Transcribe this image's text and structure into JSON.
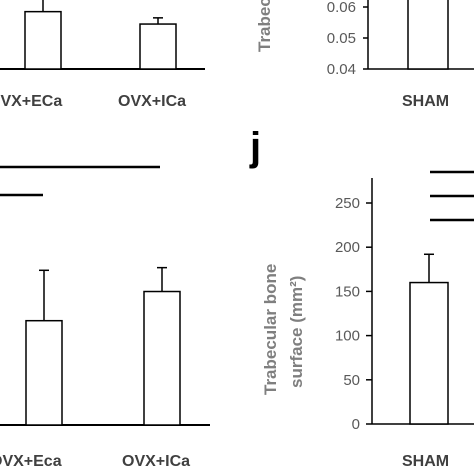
{
  "panel_label_j": "j",
  "chart_data": [
    {
      "type": "bar",
      "panel": "top-left (cropped)",
      "categories": [
        "OVX+ECa",
        "OVX+ICa"
      ],
      "values": [
        0.0585,
        0.0545
      ],
      "errors": [
        0.0045,
        0.002
      ],
      "ylim": [
        0.04,
        0.07
      ],
      "significance_lines": 0
    },
    {
      "type": "bar",
      "panel": "top-right (cropped)",
      "categories": [
        "SHAM"
      ],
      "ylabel": "Trabec",
      "yticks": [
        "0.04",
        "0.05",
        "0.06"
      ],
      "ylim": [
        0.04,
        0.07
      ]
    },
    {
      "type": "bar",
      "panel": "bottom-left (cropped)",
      "categories": [
        "OVX+Eca",
        "OVX+ICa"
      ],
      "values": [
        118,
        151
      ],
      "errors": [
        57,
        27
      ],
      "ylim": [
        0,
        275
      ],
      "significance_lines": 2
    },
    {
      "type": "bar",
      "panel": "j",
      "categories": [
        "SHAM"
      ],
      "values": [
        160
      ],
      "errors": [
        32
      ],
      "ylabel_line1": "Trabecular bone",
      "ylabel_line2": "surface (mm²)",
      "yticks": [
        "0",
        "50",
        "100",
        "150",
        "200",
        "250"
      ],
      "ylim": [
        0,
        275
      ],
      "significance_lines": 3
    }
  ]
}
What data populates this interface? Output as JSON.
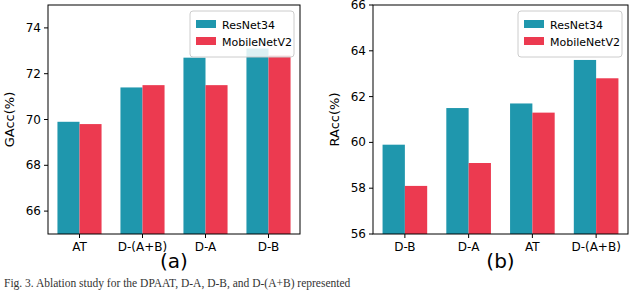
{
  "chart_data": [
    {
      "type": "bar",
      "title": "(a)",
      "y_label": "GAcc(%)",
      "categories": [
        "AT",
        "D-(A+B)",
        "D-A",
        "D-B"
      ],
      "series": [
        {
          "name": "ResNet34",
          "color": "#1f97ad",
          "values": [
            69.9,
            71.4,
            72.7,
            73.1
          ]
        },
        {
          "name": "MobileNetV2",
          "color": "#ec3a50",
          "values": [
            69.8,
            71.5,
            71.5,
            72.8
          ]
        }
      ],
      "ylim": [
        65,
        75
      ],
      "yticks": [
        66,
        68,
        70,
        72,
        74
      ],
      "grid": false,
      "legend": "upper right"
    },
    {
      "type": "bar",
      "title": "(b)",
      "y_label": "RAcc(%)",
      "categories": [
        "D-B",
        "D-A",
        "AT",
        "D-(A+B)"
      ],
      "series": [
        {
          "name": "ResNet34",
          "color": "#1f97ad",
          "values": [
            59.9,
            61.5,
            61.7,
            63.6
          ]
        },
        {
          "name": "MobileNetV2",
          "color": "#ec3a50",
          "values": [
            58.1,
            59.1,
            61.3,
            62.8
          ]
        }
      ],
      "ylim": [
        56,
        66
      ],
      "yticks": [
        56,
        58,
        60,
        62,
        64,
        66
      ],
      "grid": false,
      "legend": "upper right"
    }
  ],
  "caption": "Fig. 3.  Ablation study for the DPAAT, D-A, D-B, and D-(A+B) represented"
}
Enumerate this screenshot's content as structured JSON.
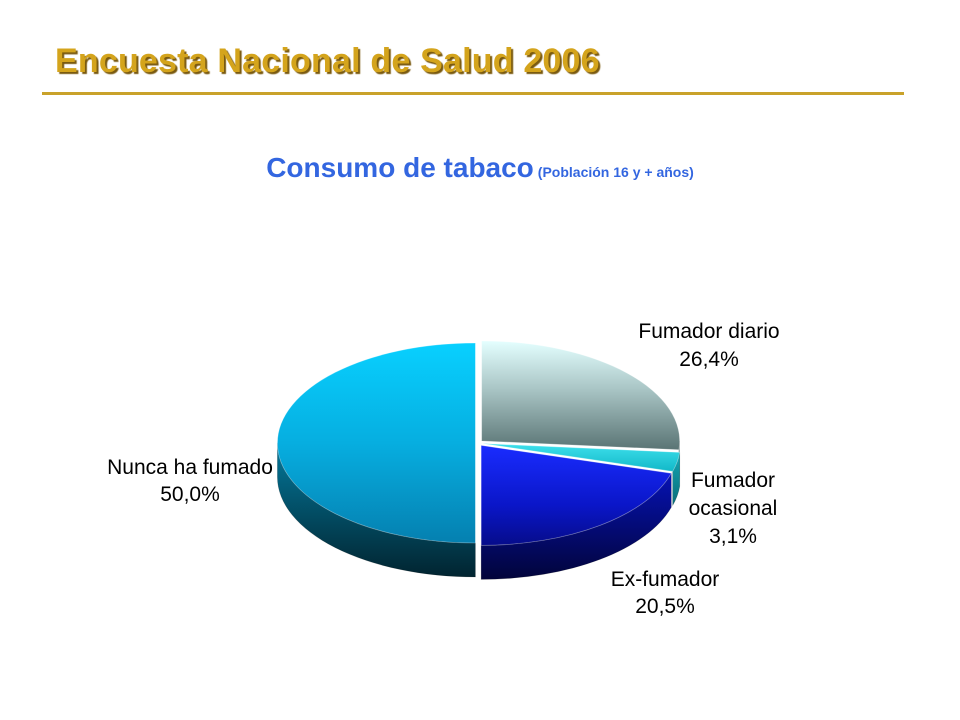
{
  "header": {
    "title": "Encuesta Nacional de Salud 2006"
  },
  "chart_data": {
    "type": "pie",
    "title": "Consumo de tabaco",
    "subtitle": "(Población 16 y + años)",
    "unit": "%",
    "slices": [
      {
        "label": "Fumador diario",
        "value": 26.4,
        "value_label": "26,4%",
        "color": "#a8c8c8"
      },
      {
        "label": "Fumador ocasional",
        "value": 3.1,
        "value_label": "3,1%",
        "color": "#1ec8d8"
      },
      {
        "label": "Ex-fumador",
        "value": 20.5,
        "value_label": "20,5%",
        "color": "#0a1ad8"
      },
      {
        "label": "Nunca ha fumado",
        "value": 50.0,
        "value_label": "50,0%",
        "color": "#06b4e8"
      }
    ]
  }
}
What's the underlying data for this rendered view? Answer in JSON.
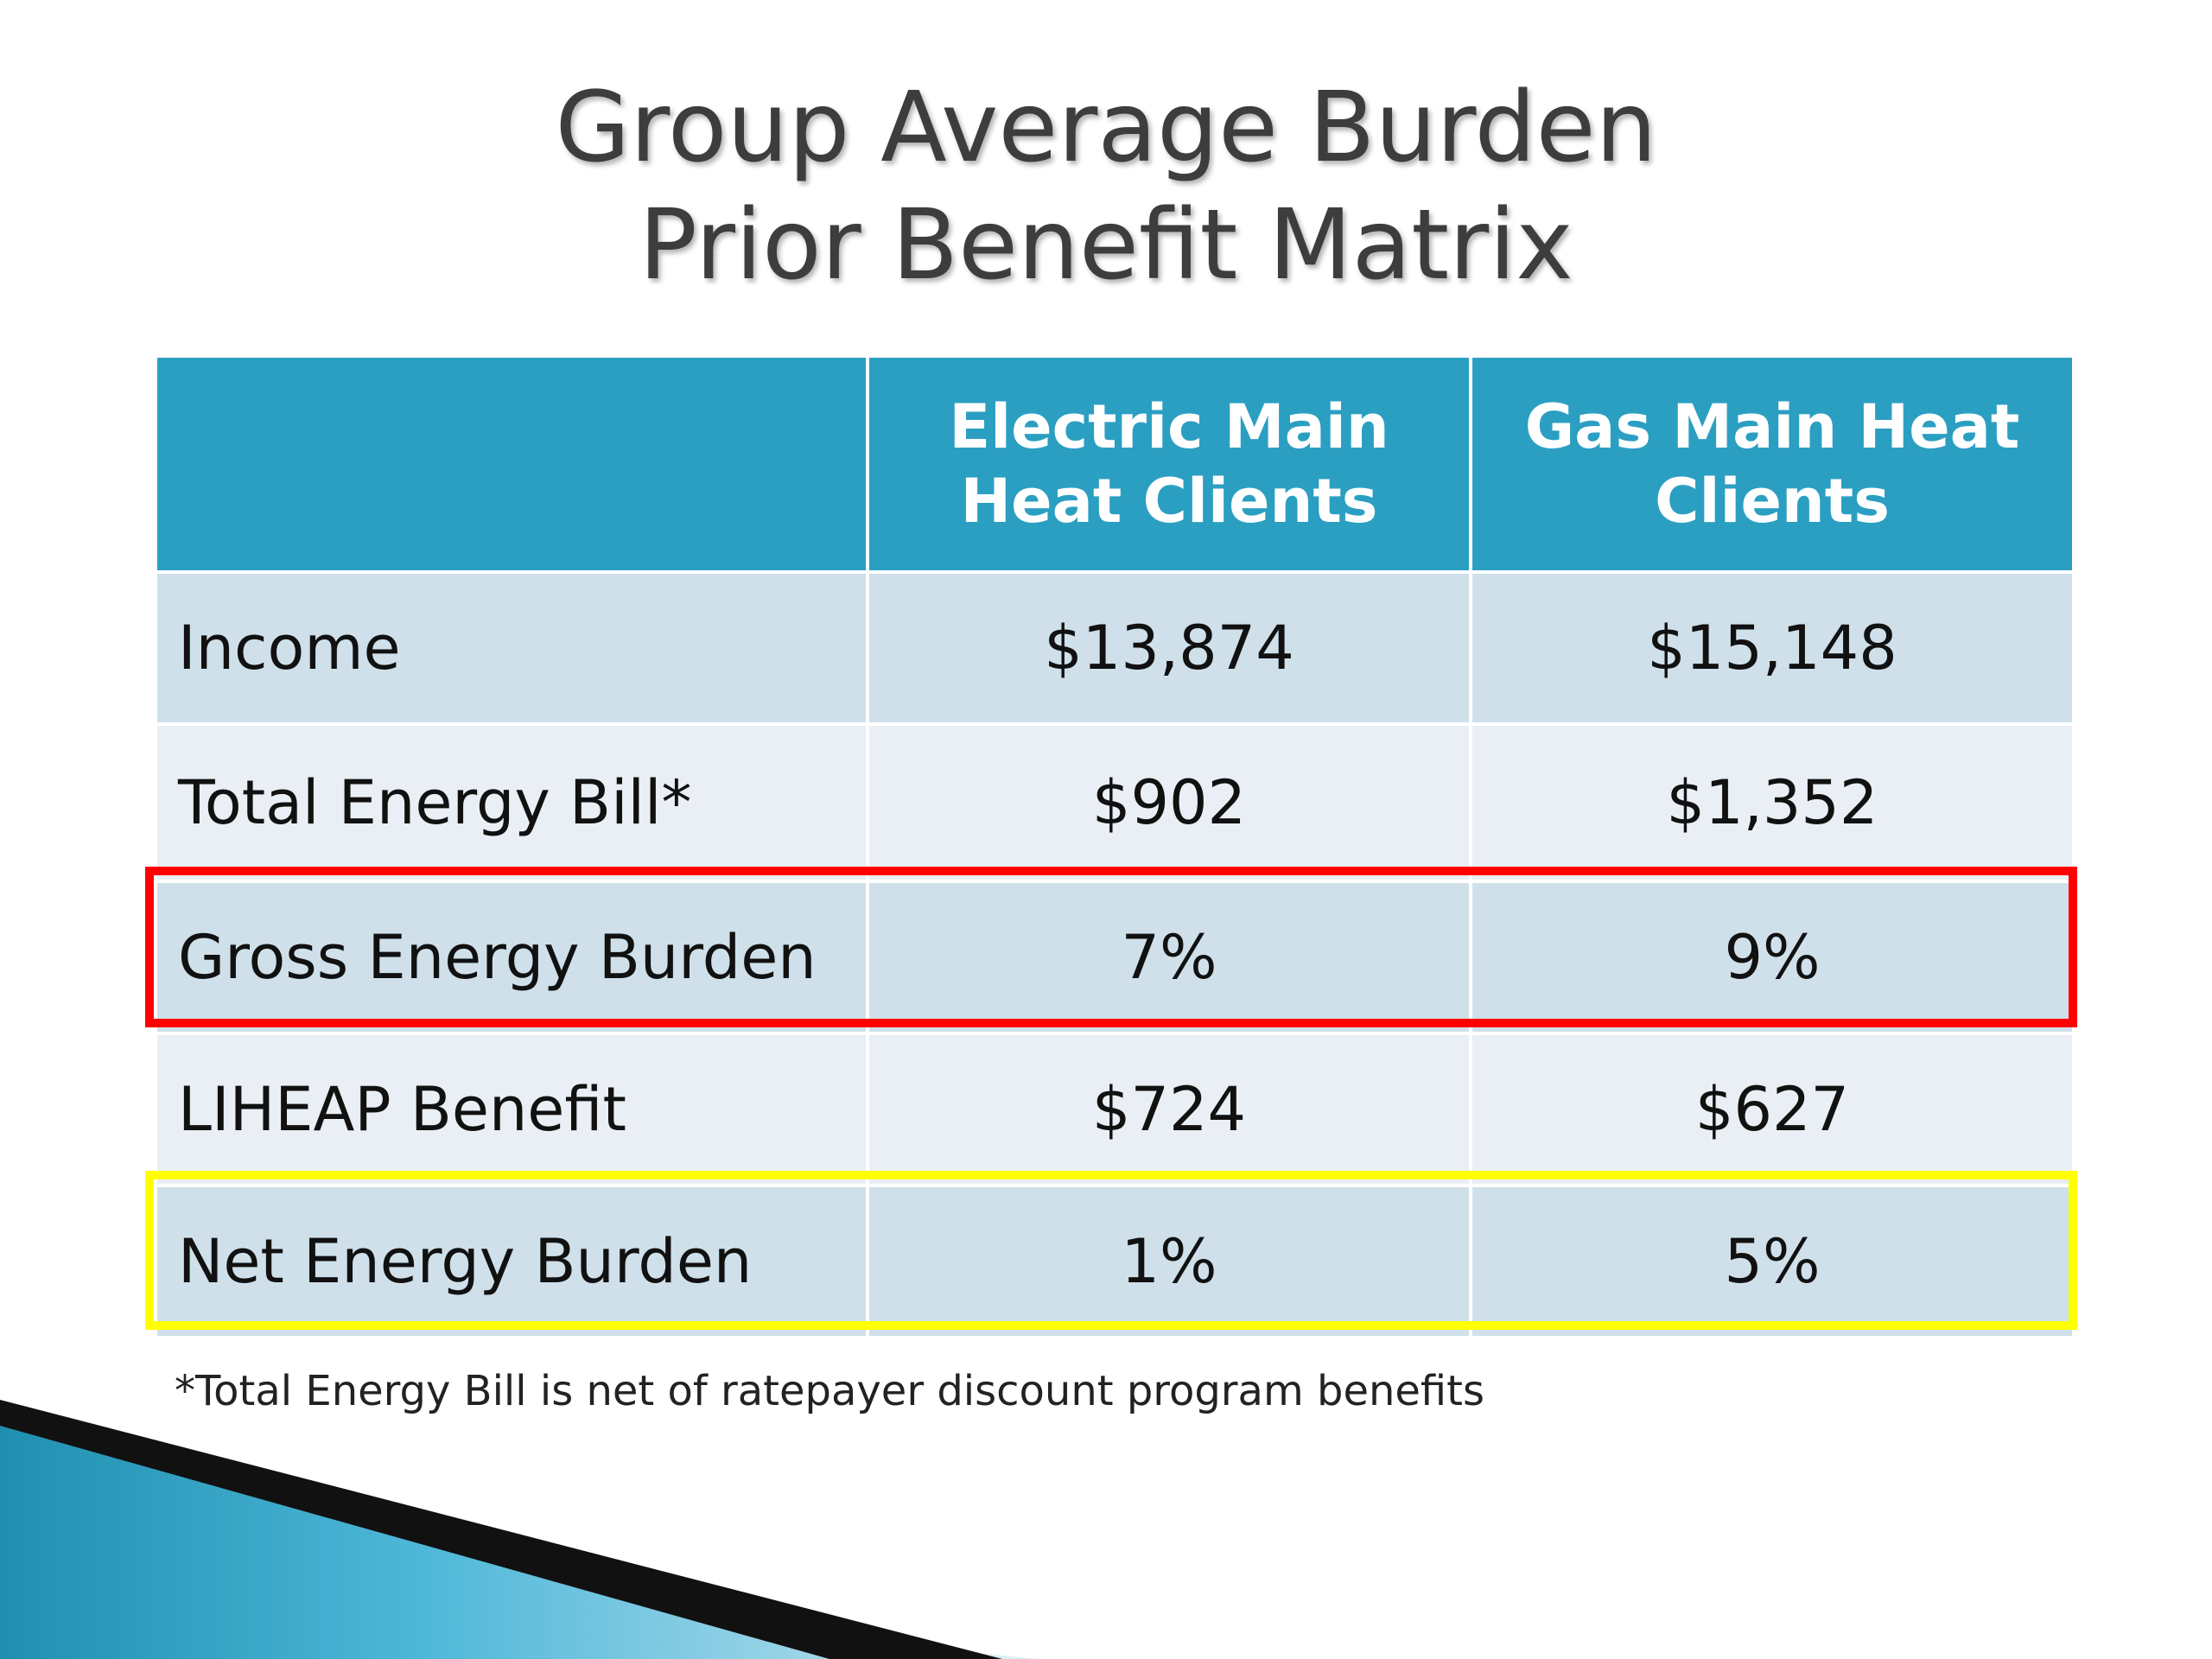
{
  "title": {
    "line1": "Group Average Burden",
    "line2": "Prior Benefit Matrix"
  },
  "table": {
    "headers": [
      "",
      "Electric Main Heat Clients",
      "Gas Main Heat Clients"
    ],
    "rows": [
      {
        "label": "Income",
        "electric": "$13,874",
        "gas": "$15,148"
      },
      {
        "label": "Total Energy Bill*",
        "electric": "$902",
        "gas": "$1,352"
      },
      {
        "label": "Gross Energy Burden",
        "electric": "7%",
        "gas": "9%"
      },
      {
        "label": "LIHEAP Benefit",
        "electric": "$724",
        "gas": "$627"
      },
      {
        "label": "Net Energy Burden",
        "electric": "1%",
        "gas": "5%"
      }
    ]
  },
  "highlights": {
    "gross_burden_color": "#ff0000",
    "net_burden_color": "#ffff00"
  },
  "footnote": "*Total Energy Bill is net of ratepayer discount program benefits",
  "colors": {
    "header_bg": "#2b9fc2",
    "row_dark": "#cfe0ea",
    "row_light": "#e9eff4",
    "accent": "#2b9fc2"
  }
}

DO THIS: Omit the pictures, and quote the material above exactly as given.

FINISHED ANSWER:
Transcribe this image's text and structure into JSON.
{
  "panel_label_j": "j",
  "chart_data": [
    {
      "type": "bar",
      "panel": "top-left (cropped)",
      "categories": [
        "OVX+ECa",
        "OVX+ICa"
      ],
      "values": [
        0.0585,
        0.0545
      ],
      "errors": [
        0.0045,
        0.002
      ],
      "ylim": [
        0.04,
        0.07
      ],
      "significance_lines": 0
    },
    {
      "type": "bar",
      "panel": "top-right (cropped)",
      "categories": [
        "SHAM"
      ],
      "ylabel": "Trabec",
      "yticks": [
        "0.04",
        "0.05",
        "0.06"
      ],
      "ylim": [
        0.04,
        0.07
      ]
    },
    {
      "type": "bar",
      "panel": "bottom-left (cropped)",
      "categories": [
        "OVX+Eca",
        "OVX+ICa"
      ],
      "values": [
        118,
        151
      ],
      "errors": [
        57,
        27
      ],
      "ylim": [
        0,
        275
      ],
      "significance_lines": 2
    },
    {
      "type": "bar",
      "panel": "j",
      "categories": [
        "SHAM"
      ],
      "values": [
        160
      ],
      "errors": [
        32
      ],
      "ylabel_line1": "Trabecular bone",
      "ylabel_line2": "surface (mm²)",
      "yticks": [
        "0",
        "50",
        "100",
        "150",
        "200",
        "250"
      ],
      "ylim": [
        0,
        275
      ],
      "significance_lines": 3
    }
  ]
}
What data populates this interface? Output as JSON.
{
  "chart_data": [
    {
      "type": "bar",
      "title": "(a)",
      "y_label": "GAcc(%)",
      "categories": [
        "AT",
        "D-(A+B)",
        "D-A",
        "D-B"
      ],
      "series": [
        {
          "name": "ResNet34",
          "color": "#1f97ad",
          "values": [
            69.9,
            71.4,
            72.7,
            73.1
          ]
        },
        {
          "name": "MobileNetV2",
          "color": "#ec3a50",
          "values": [
            69.8,
            71.5,
            71.5,
            72.8
          ]
        }
      ],
      "ylim": [
        65,
        75
      ],
      "yticks": [
        66,
        68,
        70,
        72,
        74
      ],
      "grid": false,
      "legend": "upper right"
    },
    {
      "type": "bar",
      "title": "(b)",
      "y_label": "RAcc(%)",
      "categories": [
        "D-B",
        "D-A",
        "AT",
        "D-(A+B)"
      ],
      "series": [
        {
          "name": "ResNet34",
          "color": "#1f97ad",
          "values": [
            59.9,
            61.5,
            61.7,
            63.6
          ]
        },
        {
          "name": "MobileNetV2",
          "color": "#ec3a50",
          "values": [
            58.1,
            59.1,
            61.3,
            62.8
          ]
        }
      ],
      "ylim": [
        56,
        66
      ],
      "yticks": [
        56,
        58,
        60,
        62,
        64,
        66
      ],
      "grid": false,
      "legend": "upper right"
    }
  ],
  "caption": "Fig. 3.  Ablation study for the DPAAT, D-A, D-B, and D-(A+B) represented"
}
Enumerate this screenshot's content as structured JSON.
{
  "header": {
    "title": "Encuesta Nacional de Salud 2006"
  },
  "chart_data": {
    "type": "pie",
    "title": "Consumo de tabaco",
    "subtitle": "(Población 16 y + años)",
    "unit": "%",
    "slices": [
      {
        "label": "Fumador diario",
        "value": 26.4,
        "value_label": "26,4%",
        "color": "#a8c8c8"
      },
      {
        "label": "Fumador ocasional",
        "value": 3.1,
        "value_label": "3,1%",
        "color": "#1ec8d8"
      },
      {
        "label": "Ex-fumador",
        "value": 20.5,
        "value_label": "20,5%",
        "color": "#0a1ad8"
      },
      {
        "label": "Nunca ha fumado",
        "value": 50.0,
        "value_label": "50,0%",
        "color": "#06b4e8"
      }
    ]
  }
}
What's the underlying data for this rendered view? Answer in JSON.
{
  "title": {
    "line1": "Group Average Burden",
    "line2": "Prior Benefit Matrix"
  },
  "table": {
    "headers": [
      "",
      "Electric Main Heat Clients",
      "Gas Main Heat Clients"
    ],
    "rows": [
      {
        "label": "Income",
        "electric": "$13,874",
        "gas": "$15,148"
      },
      {
        "label": "Total Energy Bill*",
        "electric": "$902",
        "gas": "$1,352"
      },
      {
        "label": "Gross Energy Burden",
        "electric": "7%",
        "gas": "9%"
      },
      {
        "label": "LIHEAP Benefit",
        "electric": "$724",
        "gas": "$627"
      },
      {
        "label": "Net Energy Burden",
        "electric": "1%",
        "gas": "5%"
      }
    ]
  },
  "highlights": {
    "gross_burden_color": "#ff0000",
    "net_burden_color": "#ffff00"
  },
  "footnote": "*Total Energy Bill is net of ratepayer discount program benefits",
  "colors": {
    "header_bg": "#2b9fc2",
    "row_dark": "#cfe0ea",
    "row_light": "#e9eff4",
    "accent": "#2b9fc2"
  }
}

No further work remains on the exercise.